DATASET EXCERPTS =>
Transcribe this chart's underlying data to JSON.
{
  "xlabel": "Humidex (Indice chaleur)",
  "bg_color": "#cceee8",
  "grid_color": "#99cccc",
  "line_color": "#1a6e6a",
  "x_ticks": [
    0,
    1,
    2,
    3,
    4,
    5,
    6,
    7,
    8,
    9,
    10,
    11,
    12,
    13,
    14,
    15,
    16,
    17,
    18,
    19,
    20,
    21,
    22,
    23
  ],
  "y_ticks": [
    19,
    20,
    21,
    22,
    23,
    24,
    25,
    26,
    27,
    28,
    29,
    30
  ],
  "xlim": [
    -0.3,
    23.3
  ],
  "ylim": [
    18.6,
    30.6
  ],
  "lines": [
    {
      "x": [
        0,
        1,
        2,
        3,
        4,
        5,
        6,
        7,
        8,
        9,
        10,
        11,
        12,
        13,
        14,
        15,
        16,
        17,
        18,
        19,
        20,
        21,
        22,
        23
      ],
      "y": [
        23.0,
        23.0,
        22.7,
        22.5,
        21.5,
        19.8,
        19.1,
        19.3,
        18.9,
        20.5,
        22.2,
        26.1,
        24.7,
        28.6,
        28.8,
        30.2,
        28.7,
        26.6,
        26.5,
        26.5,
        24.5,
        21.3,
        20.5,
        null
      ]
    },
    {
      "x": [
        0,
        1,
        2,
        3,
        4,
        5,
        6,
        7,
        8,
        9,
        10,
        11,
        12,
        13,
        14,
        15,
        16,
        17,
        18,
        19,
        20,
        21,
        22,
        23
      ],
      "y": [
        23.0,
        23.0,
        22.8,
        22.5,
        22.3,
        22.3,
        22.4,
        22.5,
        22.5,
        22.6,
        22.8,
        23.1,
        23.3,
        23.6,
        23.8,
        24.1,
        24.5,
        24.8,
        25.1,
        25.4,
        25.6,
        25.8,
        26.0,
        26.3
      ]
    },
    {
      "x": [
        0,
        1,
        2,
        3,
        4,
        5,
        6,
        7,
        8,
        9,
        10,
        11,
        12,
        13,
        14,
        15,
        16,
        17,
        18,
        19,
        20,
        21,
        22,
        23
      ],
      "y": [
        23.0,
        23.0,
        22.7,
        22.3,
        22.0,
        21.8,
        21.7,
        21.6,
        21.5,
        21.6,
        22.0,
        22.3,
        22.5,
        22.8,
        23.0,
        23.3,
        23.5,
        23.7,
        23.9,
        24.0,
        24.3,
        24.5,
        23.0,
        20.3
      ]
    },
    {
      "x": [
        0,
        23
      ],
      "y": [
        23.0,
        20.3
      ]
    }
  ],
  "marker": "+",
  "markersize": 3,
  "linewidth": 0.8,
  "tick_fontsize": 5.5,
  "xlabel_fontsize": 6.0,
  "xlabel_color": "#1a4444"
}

TASK INSTRUCTIONS =>
Every entry must be retyped in full, exactly as given.

SOLUTION TO THE PROBLEM =>
Transcribe this chart's underlying data to JSON.
{
  "xlabel": "Humidex (Indice chaleur)",
  "bg_color": "#cceee8",
  "grid_color": "#99cccc",
  "line_color": "#1a6e6a",
  "x_ticks": [
    0,
    1,
    2,
    3,
    4,
    5,
    6,
    7,
    8,
    9,
    10,
    11,
    12,
    13,
    14,
    15,
    16,
    17,
    18,
    19,
    20,
    21,
    22,
    23
  ],
  "y_ticks": [
    19,
    20,
    21,
    22,
    23,
    24,
    25,
    26,
    27,
    28,
    29,
    30
  ],
  "xlim": [
    -0.3,
    23.3
  ],
  "ylim": [
    18.6,
    30.6
  ],
  "lines": [
    {
      "x": [
        0,
        1,
        2,
        3,
        4,
        5,
        6,
        7,
        8,
        9,
        10,
        11,
        12,
        13,
        14,
        15,
        16,
        17,
        18,
        19,
        20,
        21,
        22,
        23
      ],
      "y": [
        23.0,
        23.0,
        22.7,
        22.5,
        21.5,
        19.8,
        19.1,
        19.3,
        18.9,
        20.5,
        22.2,
        26.1,
        24.7,
        28.6,
        28.8,
        30.2,
        28.7,
        26.6,
        26.5,
        26.5,
        24.5,
        21.3,
        20.5,
        null
      ]
    },
    {
      "x": [
        0,
        1,
        2,
        3,
        4,
        5,
        6,
        7,
        8,
        9,
        10,
        11,
        12,
        13,
        14,
        15,
        16,
        17,
        18,
        19,
        20,
        21,
        22,
        23
      ],
      "y": [
        23.0,
        23.0,
        22.8,
        22.5,
        22.3,
        22.3,
        22.4,
        22.5,
        22.5,
        22.6,
        22.8,
        23.1,
        23.3,
        23.6,
        23.8,
        24.1,
        24.5,
        24.8,
        25.1,
        25.4,
        25.6,
        25.8,
        26.0,
        26.3
      ]
    },
    {
      "x": [
        0,
        1,
        2,
        3,
        4,
        5,
        6,
        7,
        8,
        9,
        10,
        11,
        12,
        13,
        14,
        15,
        16,
        17,
        18,
        19,
        20,
        21,
        22,
        23
      ],
      "y": [
        23.0,
        23.0,
        22.7,
        22.3,
        22.0,
        21.8,
        21.7,
        21.6,
        21.5,
        21.6,
        22.0,
        22.3,
        22.5,
        22.8,
        23.0,
        23.3,
        23.5,
        23.7,
        23.9,
        24.0,
        24.3,
        24.5,
        23.0,
        20.3
      ]
    },
    {
      "x": [
        0,
        23
      ],
      "y": [
        23.0,
        20.3
      ]
    }
  ],
  "marker": "+",
  "markersize": 3,
  "linewidth": 0.8,
  "tick_fontsize": 5.5,
  "xlabel_fontsize": 6.0,
  "xlabel_color": "#1a4444"
}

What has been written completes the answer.